Task goal: Show all lines holding "word".

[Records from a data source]
*-*-*
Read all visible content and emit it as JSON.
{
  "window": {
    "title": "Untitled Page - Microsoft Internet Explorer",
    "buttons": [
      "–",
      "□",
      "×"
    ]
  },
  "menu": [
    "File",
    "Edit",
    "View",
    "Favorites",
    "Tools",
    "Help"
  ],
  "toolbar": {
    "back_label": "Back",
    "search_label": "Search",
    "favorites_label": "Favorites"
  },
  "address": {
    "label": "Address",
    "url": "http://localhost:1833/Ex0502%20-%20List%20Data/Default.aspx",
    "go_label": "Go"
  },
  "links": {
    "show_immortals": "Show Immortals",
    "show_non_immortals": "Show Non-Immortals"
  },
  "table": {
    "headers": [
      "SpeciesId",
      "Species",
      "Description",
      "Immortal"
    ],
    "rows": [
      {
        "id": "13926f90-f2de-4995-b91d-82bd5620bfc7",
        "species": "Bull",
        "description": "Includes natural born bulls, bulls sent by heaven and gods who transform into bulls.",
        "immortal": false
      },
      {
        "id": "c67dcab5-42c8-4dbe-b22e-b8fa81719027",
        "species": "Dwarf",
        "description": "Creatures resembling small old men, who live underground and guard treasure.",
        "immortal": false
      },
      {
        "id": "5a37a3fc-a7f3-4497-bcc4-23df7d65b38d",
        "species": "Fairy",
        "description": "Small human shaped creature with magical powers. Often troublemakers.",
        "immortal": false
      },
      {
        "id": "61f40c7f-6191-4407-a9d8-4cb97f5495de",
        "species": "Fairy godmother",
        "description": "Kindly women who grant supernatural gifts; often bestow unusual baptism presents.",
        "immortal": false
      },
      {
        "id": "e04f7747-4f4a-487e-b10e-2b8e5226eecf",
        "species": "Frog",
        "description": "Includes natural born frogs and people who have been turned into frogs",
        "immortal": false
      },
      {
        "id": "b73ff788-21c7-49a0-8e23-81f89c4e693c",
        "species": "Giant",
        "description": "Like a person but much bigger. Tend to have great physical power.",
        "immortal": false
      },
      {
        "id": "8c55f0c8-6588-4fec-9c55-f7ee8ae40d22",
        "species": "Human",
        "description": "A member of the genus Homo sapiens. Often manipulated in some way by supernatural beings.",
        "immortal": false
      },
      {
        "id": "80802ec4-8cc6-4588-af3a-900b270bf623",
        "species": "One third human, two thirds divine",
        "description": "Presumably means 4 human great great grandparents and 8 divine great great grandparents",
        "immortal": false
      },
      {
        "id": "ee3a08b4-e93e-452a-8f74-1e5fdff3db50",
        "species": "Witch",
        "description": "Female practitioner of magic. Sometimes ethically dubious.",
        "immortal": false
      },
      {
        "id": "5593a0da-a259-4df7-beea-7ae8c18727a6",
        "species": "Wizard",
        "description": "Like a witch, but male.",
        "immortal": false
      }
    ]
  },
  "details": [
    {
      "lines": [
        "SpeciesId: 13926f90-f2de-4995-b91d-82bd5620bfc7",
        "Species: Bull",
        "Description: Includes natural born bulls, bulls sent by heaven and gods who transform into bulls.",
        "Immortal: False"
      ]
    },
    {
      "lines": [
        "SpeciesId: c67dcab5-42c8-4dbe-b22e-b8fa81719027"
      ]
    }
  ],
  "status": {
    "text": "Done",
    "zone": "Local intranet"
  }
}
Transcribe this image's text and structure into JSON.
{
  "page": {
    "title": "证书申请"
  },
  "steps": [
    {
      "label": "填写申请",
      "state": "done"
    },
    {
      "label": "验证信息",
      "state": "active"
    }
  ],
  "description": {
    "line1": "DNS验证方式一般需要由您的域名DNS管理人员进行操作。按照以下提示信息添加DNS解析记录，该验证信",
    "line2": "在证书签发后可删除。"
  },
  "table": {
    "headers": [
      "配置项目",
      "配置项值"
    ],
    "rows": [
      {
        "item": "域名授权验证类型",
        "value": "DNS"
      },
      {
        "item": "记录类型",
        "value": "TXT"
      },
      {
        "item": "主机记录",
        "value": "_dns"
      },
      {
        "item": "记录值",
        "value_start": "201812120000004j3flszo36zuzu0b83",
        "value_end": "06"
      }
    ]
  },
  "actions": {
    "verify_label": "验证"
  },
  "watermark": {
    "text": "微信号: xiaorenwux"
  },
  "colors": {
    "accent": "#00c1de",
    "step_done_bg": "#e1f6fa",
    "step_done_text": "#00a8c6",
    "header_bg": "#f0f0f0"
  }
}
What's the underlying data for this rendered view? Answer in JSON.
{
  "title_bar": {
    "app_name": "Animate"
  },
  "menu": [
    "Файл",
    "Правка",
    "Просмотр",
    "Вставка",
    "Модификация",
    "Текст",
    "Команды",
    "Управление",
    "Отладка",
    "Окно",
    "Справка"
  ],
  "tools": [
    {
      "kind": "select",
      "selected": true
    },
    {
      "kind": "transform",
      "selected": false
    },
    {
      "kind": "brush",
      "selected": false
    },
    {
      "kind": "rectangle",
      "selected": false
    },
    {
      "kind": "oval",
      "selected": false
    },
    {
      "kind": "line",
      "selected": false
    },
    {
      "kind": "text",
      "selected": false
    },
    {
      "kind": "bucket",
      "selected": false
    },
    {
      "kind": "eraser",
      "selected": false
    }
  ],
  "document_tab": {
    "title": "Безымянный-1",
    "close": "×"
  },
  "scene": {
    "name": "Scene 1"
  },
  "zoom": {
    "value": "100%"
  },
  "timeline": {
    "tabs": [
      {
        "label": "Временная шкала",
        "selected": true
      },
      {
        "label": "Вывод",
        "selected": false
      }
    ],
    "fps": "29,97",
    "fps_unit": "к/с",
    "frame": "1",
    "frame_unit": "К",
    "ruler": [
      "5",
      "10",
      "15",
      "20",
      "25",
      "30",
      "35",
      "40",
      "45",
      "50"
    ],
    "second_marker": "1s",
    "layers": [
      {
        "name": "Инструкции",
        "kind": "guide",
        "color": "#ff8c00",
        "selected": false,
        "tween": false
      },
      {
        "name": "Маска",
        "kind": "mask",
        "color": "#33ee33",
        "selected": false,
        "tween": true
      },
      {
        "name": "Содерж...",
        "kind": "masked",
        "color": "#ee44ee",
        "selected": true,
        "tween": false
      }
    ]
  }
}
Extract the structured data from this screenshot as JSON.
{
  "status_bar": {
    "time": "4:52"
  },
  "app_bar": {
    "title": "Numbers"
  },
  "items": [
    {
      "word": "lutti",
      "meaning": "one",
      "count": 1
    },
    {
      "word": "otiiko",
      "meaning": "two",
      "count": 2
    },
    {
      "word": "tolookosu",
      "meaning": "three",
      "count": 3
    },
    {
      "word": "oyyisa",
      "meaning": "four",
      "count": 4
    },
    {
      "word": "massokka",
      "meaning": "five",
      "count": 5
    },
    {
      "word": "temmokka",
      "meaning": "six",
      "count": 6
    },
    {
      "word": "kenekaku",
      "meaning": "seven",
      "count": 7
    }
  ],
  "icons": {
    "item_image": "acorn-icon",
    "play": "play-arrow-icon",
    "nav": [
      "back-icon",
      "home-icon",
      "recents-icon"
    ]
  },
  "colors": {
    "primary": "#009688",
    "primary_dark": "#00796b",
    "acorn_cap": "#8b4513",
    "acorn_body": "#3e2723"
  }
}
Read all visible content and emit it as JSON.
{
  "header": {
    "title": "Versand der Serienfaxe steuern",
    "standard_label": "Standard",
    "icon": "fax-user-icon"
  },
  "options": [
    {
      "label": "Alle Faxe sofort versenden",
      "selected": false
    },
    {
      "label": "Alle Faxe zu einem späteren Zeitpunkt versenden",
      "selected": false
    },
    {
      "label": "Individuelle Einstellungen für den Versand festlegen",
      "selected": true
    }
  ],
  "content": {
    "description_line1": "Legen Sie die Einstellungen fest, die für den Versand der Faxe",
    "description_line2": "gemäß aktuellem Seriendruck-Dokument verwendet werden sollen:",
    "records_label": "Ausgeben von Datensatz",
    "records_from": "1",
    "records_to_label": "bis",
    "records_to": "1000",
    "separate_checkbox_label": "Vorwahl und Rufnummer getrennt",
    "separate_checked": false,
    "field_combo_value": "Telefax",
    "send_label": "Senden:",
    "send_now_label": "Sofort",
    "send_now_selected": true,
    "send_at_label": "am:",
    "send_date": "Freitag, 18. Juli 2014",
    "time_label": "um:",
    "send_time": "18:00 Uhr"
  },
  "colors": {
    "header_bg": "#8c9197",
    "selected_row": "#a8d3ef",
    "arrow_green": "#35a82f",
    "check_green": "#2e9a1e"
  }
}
*-*-*
Task result:
      "word": "lutti",
      "word": "otiiko",
      "word": "tolookosu",
      "word": "oyyisa",
      "word": "massokka",
      "word": "temmokka",
      "word": "kenekaku",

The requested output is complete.